Figure record extracts:
+ + + + + + +

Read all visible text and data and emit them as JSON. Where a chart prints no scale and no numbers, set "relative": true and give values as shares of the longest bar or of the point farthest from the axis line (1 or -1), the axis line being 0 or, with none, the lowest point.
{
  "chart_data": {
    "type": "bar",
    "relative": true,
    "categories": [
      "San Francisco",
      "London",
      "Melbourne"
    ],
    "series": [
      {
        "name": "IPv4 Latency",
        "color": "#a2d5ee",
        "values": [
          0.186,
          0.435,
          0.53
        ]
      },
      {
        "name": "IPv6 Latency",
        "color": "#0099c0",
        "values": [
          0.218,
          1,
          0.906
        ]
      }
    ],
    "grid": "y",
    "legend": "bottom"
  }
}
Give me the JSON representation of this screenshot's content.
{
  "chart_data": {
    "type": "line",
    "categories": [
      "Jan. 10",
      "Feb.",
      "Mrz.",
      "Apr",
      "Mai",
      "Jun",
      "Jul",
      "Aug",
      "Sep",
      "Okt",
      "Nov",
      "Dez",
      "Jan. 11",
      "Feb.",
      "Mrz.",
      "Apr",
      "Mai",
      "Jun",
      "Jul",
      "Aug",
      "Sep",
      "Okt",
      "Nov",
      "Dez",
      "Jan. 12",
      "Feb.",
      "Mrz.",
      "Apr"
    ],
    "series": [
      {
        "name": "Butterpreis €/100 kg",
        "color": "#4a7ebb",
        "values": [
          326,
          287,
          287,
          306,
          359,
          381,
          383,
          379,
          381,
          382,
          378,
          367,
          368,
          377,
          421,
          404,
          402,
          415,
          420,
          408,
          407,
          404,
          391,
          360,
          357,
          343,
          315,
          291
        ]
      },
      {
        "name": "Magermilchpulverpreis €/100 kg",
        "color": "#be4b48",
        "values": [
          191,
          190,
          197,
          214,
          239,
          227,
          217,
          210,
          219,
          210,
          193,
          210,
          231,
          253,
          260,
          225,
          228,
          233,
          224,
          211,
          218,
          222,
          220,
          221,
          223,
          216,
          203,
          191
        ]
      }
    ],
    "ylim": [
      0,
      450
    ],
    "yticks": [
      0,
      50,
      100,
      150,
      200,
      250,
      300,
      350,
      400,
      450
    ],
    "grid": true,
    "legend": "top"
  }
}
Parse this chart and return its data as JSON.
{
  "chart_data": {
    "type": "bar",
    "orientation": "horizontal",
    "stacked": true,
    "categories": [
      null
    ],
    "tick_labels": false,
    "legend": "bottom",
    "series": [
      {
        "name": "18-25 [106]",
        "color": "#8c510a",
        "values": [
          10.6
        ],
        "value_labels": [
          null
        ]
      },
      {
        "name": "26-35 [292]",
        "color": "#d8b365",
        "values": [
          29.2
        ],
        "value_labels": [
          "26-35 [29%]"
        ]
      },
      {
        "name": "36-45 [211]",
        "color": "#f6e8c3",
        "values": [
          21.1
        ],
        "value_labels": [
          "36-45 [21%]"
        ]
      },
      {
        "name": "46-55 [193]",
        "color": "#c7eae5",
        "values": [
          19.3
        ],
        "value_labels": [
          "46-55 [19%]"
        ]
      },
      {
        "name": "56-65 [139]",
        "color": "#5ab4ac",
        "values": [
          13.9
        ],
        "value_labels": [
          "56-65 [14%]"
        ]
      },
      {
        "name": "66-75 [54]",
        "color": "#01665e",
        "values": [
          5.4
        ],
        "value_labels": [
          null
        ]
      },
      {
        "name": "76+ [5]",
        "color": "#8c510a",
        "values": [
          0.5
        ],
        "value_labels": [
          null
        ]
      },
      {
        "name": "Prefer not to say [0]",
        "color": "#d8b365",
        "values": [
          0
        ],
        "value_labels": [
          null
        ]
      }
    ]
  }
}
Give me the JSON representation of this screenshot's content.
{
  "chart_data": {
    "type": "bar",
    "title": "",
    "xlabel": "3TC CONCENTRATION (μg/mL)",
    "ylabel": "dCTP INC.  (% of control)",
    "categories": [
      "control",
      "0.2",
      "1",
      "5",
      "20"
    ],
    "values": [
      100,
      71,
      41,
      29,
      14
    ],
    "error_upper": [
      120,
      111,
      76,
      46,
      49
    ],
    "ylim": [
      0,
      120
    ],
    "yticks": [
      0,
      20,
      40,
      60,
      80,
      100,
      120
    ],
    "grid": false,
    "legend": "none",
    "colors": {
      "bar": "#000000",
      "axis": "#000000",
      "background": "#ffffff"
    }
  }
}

+ + + + + + +

EXERCISE DETAILS: Each line of the listing should be copied exactly.

ANSWER:
Read all visible text and data and emit them as JSON. Where a chart prints no scale and no numbers, set "relative": true and give values as shares of the longest bar or of the point farthest from the axis line (1 or -1), the axis line being 0 or, with none, the lowest point.
{
  "chart_data": {
    "type": "bar",
    "relative": true,
    "categories": [
      "San Francisco",
      "London",
      "Melbourne"
    ],
    "series": [
      {
        "name": "IPv4 Latency",
        "color": "#a2d5ee",
        "values": [
          0.186,
          0.435,
          0.53
        ]
      },
      {
        "name": "IPv6 Latency",
        "color": "#0099c0",
        "values": [
          0.218,
          1,
          0.906
        ]
      }
    ],
    "grid": "y",
    "legend": "bottom"
  }
}
Give me the JSON representation of this screenshot's content.
{
  "chart_data": {
    "type": "line",
    "categories": [
      "Jan. 10",
      "Feb.",
      "Mrz.",
      "Apr",
      "Mai",
      "Jun",
      "Jul",
      "Aug",
      "Sep",
      "Okt",
      "Nov",
      "Dez",
      "Jan. 11",
      "Feb.",
      "Mrz.",
      "Apr",
      "Mai",
      "Jun",
      "Jul",
      "Aug",
      "Sep",
      "Okt",
      "Nov",
      "Dez",
      "Jan. 12",
      "Feb.",
      "Mrz.",
      "Apr"
    ],
    "series": [
      {
        "name": "Butterpreis €/100 kg",
        "color": "#4a7ebb",
        "values": [
          326,
          287,
          287,
          306,
          359,
          381,
          383,
          379,
          381,
          382,
          378,
          367,
          368,
          377,
          421,
          404,
          402,
          415,
          420,
          408,
          407,
          404,
          391,
          360,
          357,
          343,
          315,
          291
        ]
      },
      {
        "name": "Magermilchpulverpreis €/100 kg",
        "color": "#be4b48",
        "values": [
          191,
          190,
          197,
          214,
          239,
          227,
          217,
          210,
          219,
          210,
          193,
          210,
          231,
          253,
          260,
          225,
          228,
          233,
          224,
          211,
          218,
          222,
          220,
          221,
          223,
          216,
          203,
          191
        ]
      }
    ],
    "ylim": [
      0,
      450
    ],
    "yticks": [
      0,
      50,
      100,
      150,
      200,
      250,
      300,
      350,
      400,
      450
    ],
    "grid": true,
    "legend": "top"
  }
}
Parse this chart and return its data as JSON.
{
  "chart_data": {
    "type": "bar",
    "orientation": "horizontal",
    "stacked": true,
    "categories": [
      null
    ],
    "tick_labels": false,
    "legend": "bottom",
    "series": [
      {
        "name": "18-25 [106]",
        "color": "#8c510a",
        "values": [
          10.6
        ],
        "value_labels": [
          null
        ]
      },
      {
        "name": "26-35 [292]",
        "color": "#d8b365",
        "values": [
          29.2
        ],
        "value_labels": [
          "26-35 [29%]"
        ]
      },
      {
        "name": "36-45 [211]",
        "color": "#f6e8c3",
        "values": [
          21.1
        ],
        "value_labels": [
          "36-45 [21%]"
        ]
      },
      {
        "name": "46-55 [193]",
        "color": "#c7eae5",
        "values": [
          19.3
        ],
        "value_labels": [
          "46-55 [19%]"
        ]
      },
      {
        "name": "56-65 [139]",
        "color": "#5ab4ac",
        "values": [
          13.9
        ],
        "value_labels": [
          "56-65 [14%]"
        ]
      },
      {
        "name": "66-75 [54]",
        "color": "#01665e",
        "values": [
          5.4
        ],
        "value_labels": [
          null
        ]
      },
      {
        "name": "76+ [5]",
        "color": "#8c510a",
        "values": [
          0.5
        ],
        "value_labels": [
          null
        ]
      },
      {
        "name": "Prefer not to say [0]",
        "color": "#d8b365",
        "values": [
          0
        ],
        "value_labels": [
          null
        ]
      }
    ]
  }
}
Give me the JSON representation of this screenshot's content.
{
  "chart_data": {
    "type": "bar",
    "title": "",
    "xlabel": "3TC CONCENTRATION (μg/mL)",
    "ylabel": "dCTP INC.  (% of control)",
    "categories": [
      "control",
      "0.2",
      "1",
      "5",
      "20"
    ],
    "values": [
      100,
      71,
      41,
      29,
      14
    ],
    "error_upper": [
      120,
      111,
      76,
      46,
      49
    ],
    "ylim": [
      0,
      120
    ],
    "yticks": [
      0,
      20,
      40,
      60,
      80,
      100,
      120
    ],
    "grid": false,
    "legend": "none",
    "colors": {
      "bar": "#000000",
      "axis": "#000000",
      "background": "#ffffff"
    }
  }
}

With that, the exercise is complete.